Saved entries
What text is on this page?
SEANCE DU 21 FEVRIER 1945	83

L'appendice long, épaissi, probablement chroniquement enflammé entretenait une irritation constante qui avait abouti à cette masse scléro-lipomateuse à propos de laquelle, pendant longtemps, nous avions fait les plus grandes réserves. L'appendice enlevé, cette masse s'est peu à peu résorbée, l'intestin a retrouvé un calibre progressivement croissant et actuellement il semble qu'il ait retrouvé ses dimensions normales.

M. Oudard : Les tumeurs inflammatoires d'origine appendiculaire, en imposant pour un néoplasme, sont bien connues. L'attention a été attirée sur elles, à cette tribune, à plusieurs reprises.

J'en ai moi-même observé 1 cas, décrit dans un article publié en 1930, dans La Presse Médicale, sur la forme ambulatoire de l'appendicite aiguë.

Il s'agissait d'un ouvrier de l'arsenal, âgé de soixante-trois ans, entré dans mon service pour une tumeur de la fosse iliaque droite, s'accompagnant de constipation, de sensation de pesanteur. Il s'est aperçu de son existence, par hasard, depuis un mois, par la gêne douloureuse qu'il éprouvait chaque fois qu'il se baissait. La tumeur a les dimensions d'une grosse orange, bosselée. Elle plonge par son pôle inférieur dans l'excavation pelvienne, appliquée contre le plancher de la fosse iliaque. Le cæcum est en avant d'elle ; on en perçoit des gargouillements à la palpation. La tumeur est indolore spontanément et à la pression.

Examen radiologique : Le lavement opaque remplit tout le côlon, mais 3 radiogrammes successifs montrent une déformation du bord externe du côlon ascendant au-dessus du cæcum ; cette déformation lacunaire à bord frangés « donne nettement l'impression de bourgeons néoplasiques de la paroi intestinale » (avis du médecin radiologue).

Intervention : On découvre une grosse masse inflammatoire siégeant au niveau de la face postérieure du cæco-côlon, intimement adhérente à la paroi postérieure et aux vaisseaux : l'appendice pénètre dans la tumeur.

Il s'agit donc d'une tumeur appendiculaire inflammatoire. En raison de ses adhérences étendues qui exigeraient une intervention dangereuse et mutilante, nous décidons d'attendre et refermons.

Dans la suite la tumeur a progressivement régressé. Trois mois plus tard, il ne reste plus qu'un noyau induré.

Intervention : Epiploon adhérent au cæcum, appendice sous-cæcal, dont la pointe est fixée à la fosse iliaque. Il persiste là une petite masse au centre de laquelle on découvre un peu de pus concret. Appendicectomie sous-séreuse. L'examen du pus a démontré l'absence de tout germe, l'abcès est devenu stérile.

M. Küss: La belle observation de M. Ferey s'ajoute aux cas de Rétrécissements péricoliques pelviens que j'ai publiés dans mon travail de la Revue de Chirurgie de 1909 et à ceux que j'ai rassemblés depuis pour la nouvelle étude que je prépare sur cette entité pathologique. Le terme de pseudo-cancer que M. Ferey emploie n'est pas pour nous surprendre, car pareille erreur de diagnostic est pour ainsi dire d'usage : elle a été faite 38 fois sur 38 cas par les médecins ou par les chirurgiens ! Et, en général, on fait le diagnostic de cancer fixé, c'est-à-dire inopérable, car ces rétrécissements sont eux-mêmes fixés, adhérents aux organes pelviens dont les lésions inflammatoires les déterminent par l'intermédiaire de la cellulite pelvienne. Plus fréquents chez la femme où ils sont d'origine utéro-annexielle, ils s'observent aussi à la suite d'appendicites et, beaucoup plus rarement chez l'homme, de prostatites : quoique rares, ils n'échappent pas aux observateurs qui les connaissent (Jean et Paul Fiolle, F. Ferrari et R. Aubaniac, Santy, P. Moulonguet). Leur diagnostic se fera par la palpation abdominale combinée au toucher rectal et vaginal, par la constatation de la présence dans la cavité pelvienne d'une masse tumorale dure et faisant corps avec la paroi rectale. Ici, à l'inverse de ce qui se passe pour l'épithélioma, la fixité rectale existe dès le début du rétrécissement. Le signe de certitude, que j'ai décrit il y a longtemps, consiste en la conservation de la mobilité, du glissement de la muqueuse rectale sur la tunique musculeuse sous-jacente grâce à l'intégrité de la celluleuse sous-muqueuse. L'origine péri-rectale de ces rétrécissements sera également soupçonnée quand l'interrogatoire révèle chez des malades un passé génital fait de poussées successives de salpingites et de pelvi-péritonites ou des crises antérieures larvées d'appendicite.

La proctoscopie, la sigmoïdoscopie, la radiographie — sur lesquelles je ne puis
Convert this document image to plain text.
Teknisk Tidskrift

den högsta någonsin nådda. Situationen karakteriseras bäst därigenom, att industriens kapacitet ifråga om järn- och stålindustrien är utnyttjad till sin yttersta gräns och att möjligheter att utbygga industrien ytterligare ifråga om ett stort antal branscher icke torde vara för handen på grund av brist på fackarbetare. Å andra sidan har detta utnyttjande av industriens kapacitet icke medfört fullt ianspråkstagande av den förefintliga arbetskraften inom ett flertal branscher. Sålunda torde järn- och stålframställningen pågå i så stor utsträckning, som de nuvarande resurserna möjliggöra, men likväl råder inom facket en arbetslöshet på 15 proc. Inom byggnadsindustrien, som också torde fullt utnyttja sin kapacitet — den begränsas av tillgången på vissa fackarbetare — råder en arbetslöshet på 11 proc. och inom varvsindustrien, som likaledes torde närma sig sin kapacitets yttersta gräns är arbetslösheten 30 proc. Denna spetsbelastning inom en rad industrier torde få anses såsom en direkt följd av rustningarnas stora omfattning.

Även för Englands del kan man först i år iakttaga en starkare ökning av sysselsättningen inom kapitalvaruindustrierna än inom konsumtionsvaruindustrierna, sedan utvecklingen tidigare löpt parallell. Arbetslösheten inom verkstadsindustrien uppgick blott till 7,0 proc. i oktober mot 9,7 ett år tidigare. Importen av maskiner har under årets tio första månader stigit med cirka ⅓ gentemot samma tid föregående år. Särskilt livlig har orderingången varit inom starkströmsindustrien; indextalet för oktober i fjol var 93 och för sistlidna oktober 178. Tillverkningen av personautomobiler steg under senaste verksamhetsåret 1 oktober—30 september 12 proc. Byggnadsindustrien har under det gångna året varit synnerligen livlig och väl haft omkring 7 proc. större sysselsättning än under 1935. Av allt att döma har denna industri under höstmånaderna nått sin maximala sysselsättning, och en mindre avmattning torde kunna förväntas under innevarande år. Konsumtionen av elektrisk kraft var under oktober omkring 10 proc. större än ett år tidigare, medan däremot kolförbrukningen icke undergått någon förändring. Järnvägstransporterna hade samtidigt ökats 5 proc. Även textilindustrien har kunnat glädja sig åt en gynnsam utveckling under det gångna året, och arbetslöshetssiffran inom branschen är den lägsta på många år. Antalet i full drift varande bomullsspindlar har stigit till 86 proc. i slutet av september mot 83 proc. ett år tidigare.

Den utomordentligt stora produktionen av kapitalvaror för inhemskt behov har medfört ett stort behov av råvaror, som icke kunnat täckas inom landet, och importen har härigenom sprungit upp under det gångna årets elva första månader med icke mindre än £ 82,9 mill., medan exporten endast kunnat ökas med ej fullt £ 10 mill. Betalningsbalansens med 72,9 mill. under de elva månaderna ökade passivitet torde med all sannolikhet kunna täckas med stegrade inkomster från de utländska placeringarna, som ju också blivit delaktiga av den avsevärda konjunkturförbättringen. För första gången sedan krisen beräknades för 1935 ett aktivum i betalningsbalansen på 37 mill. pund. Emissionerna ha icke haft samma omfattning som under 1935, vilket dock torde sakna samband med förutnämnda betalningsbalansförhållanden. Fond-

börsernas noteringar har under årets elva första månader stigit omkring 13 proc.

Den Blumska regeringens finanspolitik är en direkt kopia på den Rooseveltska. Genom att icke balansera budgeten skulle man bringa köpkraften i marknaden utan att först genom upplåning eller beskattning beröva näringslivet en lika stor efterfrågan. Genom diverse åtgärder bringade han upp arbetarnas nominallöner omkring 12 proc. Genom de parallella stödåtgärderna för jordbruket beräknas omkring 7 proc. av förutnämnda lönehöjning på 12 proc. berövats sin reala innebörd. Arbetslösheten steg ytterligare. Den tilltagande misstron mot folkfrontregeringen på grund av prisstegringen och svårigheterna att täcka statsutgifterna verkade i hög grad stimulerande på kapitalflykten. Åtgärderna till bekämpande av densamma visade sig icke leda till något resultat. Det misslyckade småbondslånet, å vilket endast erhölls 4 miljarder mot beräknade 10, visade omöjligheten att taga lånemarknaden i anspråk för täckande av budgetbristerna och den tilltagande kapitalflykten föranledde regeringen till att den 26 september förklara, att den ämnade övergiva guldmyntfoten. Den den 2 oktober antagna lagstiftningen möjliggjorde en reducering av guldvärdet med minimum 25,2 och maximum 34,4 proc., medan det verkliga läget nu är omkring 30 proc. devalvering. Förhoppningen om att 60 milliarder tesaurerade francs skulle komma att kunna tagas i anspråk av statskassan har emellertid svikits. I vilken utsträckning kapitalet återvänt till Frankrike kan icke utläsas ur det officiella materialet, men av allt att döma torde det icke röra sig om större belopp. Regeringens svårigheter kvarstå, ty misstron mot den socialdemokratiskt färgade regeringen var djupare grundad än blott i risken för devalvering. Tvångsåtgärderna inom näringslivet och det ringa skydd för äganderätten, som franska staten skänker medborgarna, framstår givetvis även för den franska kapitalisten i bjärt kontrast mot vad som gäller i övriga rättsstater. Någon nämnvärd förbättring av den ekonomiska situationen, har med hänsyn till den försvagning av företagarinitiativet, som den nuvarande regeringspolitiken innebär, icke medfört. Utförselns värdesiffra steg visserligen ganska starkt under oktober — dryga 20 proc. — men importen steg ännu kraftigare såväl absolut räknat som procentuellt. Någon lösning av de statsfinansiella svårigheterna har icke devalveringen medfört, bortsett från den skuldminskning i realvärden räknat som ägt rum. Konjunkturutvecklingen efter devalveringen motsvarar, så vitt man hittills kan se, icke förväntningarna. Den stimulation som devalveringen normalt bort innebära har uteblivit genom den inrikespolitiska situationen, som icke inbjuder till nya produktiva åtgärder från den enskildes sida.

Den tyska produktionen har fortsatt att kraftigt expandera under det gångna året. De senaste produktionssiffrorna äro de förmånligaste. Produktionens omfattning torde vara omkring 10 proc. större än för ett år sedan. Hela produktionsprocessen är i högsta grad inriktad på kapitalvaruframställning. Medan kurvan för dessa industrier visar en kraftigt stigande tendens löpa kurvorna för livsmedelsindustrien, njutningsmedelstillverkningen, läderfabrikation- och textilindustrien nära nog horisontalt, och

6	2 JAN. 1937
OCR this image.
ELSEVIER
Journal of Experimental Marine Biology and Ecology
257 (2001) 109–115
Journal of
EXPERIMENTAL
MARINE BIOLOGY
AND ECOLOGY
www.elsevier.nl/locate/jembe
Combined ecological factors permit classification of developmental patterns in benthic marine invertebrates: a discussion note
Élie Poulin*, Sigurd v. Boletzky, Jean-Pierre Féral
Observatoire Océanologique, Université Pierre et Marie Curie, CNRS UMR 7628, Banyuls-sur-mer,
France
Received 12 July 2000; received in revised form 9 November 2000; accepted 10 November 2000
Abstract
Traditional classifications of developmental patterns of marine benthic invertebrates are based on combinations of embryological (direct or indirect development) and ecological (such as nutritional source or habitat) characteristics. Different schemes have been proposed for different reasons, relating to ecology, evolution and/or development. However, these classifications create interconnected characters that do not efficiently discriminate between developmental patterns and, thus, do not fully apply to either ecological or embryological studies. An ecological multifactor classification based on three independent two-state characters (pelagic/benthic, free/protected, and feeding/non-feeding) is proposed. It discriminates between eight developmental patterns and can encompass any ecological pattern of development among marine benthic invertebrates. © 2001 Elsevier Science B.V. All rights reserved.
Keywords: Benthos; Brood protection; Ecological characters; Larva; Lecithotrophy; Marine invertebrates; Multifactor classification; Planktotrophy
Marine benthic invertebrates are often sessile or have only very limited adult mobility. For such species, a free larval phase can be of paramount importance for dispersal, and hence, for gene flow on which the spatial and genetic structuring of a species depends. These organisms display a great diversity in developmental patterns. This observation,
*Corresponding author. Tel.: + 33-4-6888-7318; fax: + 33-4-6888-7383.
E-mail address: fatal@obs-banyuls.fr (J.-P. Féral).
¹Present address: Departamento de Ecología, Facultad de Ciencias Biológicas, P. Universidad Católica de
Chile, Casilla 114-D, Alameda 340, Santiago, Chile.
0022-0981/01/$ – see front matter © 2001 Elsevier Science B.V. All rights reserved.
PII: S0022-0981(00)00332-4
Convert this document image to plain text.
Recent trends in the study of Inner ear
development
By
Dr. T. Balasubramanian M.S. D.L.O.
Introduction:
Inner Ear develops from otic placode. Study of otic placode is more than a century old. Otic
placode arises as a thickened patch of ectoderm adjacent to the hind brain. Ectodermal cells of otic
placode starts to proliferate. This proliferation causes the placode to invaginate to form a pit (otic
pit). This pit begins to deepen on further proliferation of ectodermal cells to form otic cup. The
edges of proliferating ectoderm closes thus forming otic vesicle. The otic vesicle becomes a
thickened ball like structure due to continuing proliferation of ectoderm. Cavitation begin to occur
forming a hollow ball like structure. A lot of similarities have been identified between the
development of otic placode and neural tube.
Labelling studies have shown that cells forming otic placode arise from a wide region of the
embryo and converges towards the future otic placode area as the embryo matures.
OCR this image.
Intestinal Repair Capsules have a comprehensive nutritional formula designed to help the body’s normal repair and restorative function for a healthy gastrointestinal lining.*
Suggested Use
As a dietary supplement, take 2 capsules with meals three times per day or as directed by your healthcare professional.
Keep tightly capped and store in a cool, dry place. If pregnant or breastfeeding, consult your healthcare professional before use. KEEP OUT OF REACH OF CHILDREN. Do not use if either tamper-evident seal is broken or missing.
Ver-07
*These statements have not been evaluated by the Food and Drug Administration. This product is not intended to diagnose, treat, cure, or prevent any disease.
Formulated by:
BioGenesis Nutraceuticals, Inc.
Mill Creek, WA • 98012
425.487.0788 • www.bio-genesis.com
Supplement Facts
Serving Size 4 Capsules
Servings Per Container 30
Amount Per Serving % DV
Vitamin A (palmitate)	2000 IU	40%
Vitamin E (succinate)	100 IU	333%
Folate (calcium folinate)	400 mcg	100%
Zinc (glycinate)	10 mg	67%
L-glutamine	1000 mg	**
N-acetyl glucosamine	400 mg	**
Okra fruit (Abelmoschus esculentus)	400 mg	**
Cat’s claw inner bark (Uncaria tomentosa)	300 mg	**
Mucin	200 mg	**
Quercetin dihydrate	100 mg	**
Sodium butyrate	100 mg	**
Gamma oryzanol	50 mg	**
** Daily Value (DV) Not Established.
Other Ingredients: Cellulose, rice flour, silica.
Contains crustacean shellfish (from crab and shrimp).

TRY IT:
Could you find every line in the records above that has the string "otic" and copy it?

SOLUTION:
Inner Ear develops from otic placode. Study of otic placode is more than a century old. Otic
placode arises as a thickened patch of ectoderm adjacent to the hind brain. Ectodermal cells of otic
placode starts to proliferate. This proliferation causes the placode to invaginate to form a pit (otic
pit). This pit begins to deepen on further proliferation of ectodermal cells to form otic cup. The
edges of proliferating ectoderm closes thus forming otic vesicle. The otic vesicle becomes a
development of otic placode and neural tube.
Labelling studies have shown that cells forming otic placode arise from a wide region of the
embryo and converges towards the future otic placode area as the embryo matures.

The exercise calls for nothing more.